**DIRECTIONS FOR THIS TASK**
Output each line of the material exactly as it stands.

___ DATA TO USE

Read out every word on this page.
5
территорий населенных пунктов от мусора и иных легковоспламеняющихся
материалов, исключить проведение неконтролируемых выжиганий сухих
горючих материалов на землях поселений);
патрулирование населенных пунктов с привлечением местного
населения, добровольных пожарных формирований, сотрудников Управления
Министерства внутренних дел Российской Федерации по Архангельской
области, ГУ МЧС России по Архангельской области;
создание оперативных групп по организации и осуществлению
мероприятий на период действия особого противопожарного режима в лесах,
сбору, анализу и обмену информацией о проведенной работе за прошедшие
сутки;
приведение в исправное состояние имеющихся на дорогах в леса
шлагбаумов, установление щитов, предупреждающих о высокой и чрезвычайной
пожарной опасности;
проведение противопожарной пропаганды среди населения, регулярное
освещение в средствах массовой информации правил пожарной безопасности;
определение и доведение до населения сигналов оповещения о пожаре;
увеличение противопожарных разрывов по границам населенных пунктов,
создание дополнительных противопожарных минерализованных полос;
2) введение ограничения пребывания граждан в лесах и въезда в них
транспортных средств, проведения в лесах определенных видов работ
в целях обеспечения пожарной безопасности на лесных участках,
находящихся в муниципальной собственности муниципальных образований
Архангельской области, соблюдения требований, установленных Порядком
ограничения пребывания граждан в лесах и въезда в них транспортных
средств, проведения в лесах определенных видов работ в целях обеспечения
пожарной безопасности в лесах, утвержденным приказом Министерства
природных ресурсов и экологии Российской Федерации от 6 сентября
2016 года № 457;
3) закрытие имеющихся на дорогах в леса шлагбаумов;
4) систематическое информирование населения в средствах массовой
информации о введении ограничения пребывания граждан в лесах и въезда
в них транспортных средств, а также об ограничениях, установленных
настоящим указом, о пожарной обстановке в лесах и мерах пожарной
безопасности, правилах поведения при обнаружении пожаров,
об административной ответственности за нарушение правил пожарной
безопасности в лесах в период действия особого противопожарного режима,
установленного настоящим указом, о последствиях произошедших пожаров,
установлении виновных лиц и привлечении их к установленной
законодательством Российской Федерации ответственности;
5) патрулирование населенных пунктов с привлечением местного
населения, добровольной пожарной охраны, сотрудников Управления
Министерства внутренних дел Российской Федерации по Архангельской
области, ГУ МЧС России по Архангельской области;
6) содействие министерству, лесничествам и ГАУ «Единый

______

**THE COMPLETED TASK**
Read out every word on this page.
5
территорий населенных пунктов от мусора и иных легковоспламеняющихся
материалов, исключить проведение неконтролируемых выжиганий сухих
горючих материалов на землях поселений);
патрулирование населенных пунктов с привлечением местного
населения, добровольных пожарных формирований, сотрудников Управления
Министерства внутренних дел Российской Федерации по Архангельской
области, ГУ МЧС России по Архангельской области;
создание оперативных групп по организации и осуществлению
мероприятий на период действия особого противопожарного режима в лесах,
сбору, анализу и обмену информацией о проведенной работе за прошедшие
сутки;
приведение в исправное состояние имеющихся на дорогах в леса
шлагбаумов, установление щитов, предупреждающих о высокой и чрезвычайной
пожарной опасности;
проведение противопожарной пропаганды среди населения, регулярное
освещение в средствах массовой информации правил пожарной безопасности;
определение и доведение до населения сигналов оповещения о пожаре;
увеличение противопожарных разрывов по границам населенных пунктов,
создание дополнительных противопожарных минерализованных полос;
2) введение ограничения пребывания граждан в лесах и въезда в них
транспортных средств, проведения в лесах определенных видов работ
в целях обеспечения пожарной безопасности на лесных участках,
находящихся в муниципальной собственности муниципальных образований
Архангельской области, соблюдения требований, установленных Порядком
ограничения пребывания граждан в лесах и въезда в них транспортных
средств, проведения в лесах определенных видов работ в целях обеспечения
пожарной безопасности в лесах, утвержденным приказом Министерства
природных ресурсов и экологии Российской Федерации от 6 сентября
2016 года № 457;
3) закрытие имеющихся на дорогах в леса шлагбаумов;
4) систематическое информирование населения в средствах массовой
информации о введении ограничения пребывания граждан в лесах и въезда
в них транспортных средств, а также об ограничениях, установленных
настоящим указом, о пожарной обстановке в лесах и мерах пожарной
безопасности, правилах поведения при обнаружении пожаров,
об административной ответственности за нарушение правил пожарной
безопасности в лесах в период действия особого противопожарного режима,
установленного настоящим указом, о последствиях произошедших пожаров,
установлении виновных лиц и привлечении их к установленной
законодательством Российской Федерации ответственности;
5) патрулирование населенных пунктов с привлечением местного
населения, добровольной пожарной охраны, сотрудников Управления
Министерства внутренних дел Российской Федерации по Архангельской
области, ГУ МЧС России по Архангельской области;
6) содействие министерству, лесничествам и ГАУ «Единый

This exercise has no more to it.